INPUT FOR THIS TASK:
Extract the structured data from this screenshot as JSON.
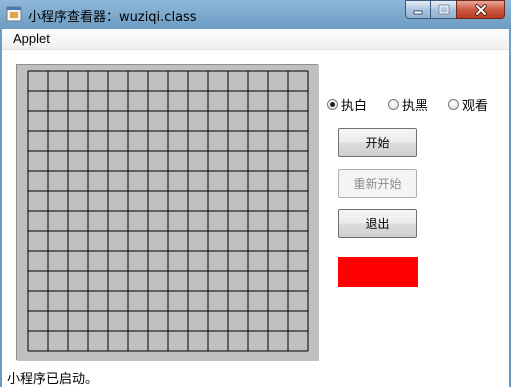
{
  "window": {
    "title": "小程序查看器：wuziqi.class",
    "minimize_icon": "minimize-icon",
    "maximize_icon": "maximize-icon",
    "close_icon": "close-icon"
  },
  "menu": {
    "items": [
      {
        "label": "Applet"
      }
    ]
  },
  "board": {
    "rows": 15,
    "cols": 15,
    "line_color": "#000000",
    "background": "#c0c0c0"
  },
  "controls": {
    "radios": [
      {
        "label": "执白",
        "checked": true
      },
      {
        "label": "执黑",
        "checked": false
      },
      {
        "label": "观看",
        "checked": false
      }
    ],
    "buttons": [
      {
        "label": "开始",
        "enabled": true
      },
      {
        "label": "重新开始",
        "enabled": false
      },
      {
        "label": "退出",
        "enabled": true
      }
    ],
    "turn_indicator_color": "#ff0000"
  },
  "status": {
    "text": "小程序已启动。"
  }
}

--

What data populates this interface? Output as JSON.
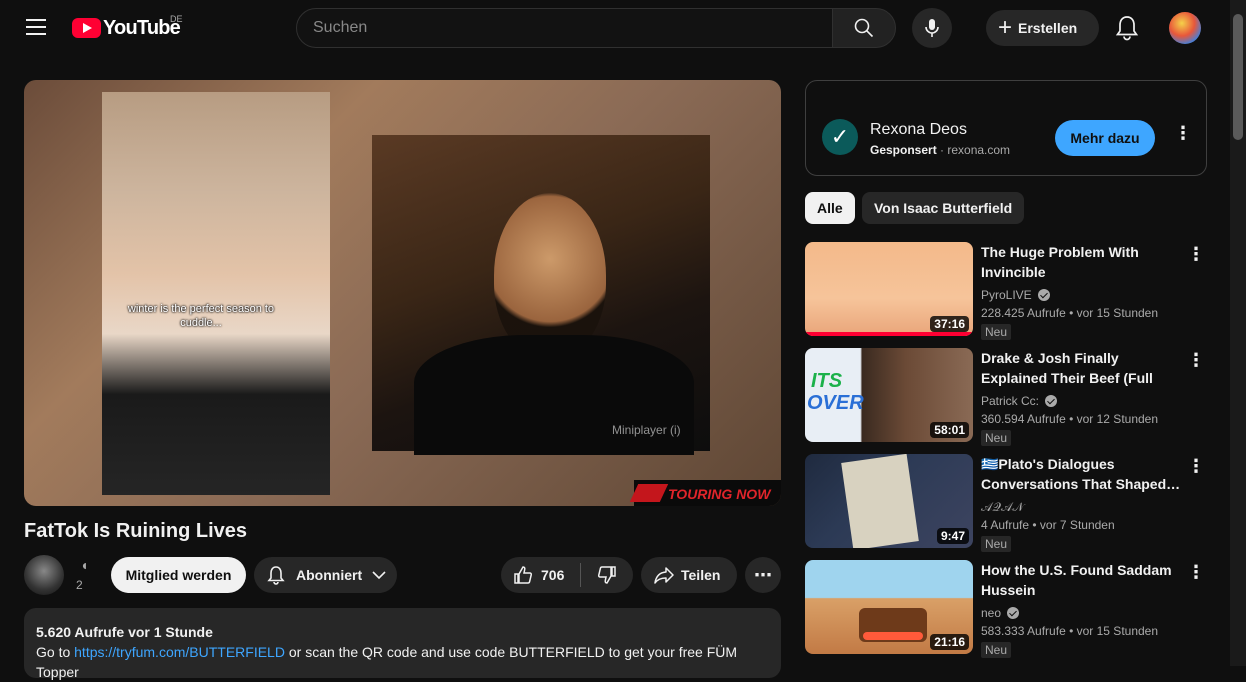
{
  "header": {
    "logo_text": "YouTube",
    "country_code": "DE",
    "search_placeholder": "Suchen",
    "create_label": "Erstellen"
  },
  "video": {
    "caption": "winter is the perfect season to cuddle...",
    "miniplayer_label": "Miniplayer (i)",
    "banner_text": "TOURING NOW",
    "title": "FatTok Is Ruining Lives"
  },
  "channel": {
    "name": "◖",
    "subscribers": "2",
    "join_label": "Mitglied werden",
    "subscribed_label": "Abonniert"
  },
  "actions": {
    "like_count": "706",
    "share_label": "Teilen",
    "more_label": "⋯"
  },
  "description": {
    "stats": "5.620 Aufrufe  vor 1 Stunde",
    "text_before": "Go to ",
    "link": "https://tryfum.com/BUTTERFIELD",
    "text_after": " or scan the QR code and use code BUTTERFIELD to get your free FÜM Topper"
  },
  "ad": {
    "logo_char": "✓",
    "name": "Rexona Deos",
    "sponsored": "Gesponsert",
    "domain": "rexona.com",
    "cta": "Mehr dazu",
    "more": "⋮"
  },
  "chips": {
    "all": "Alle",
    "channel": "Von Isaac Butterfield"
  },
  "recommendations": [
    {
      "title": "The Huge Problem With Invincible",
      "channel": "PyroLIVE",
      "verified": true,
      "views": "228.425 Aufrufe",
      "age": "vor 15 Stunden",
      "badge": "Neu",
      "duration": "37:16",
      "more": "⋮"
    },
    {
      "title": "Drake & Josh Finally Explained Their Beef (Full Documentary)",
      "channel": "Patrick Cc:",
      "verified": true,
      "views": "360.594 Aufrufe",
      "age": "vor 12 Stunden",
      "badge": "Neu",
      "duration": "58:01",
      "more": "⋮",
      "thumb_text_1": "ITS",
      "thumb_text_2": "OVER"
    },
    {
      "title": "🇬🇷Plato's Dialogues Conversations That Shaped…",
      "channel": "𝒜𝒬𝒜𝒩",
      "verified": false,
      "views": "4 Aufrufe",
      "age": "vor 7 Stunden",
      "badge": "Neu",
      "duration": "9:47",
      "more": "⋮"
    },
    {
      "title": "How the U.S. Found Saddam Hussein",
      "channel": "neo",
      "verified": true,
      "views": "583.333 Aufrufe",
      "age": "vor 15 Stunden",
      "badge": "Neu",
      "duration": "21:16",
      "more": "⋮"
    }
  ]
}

EXERCISE DESCRIPTION: Of all the lines above, how many contain the word "Aufrufe"? Answer with only the number.

ANSWER: 5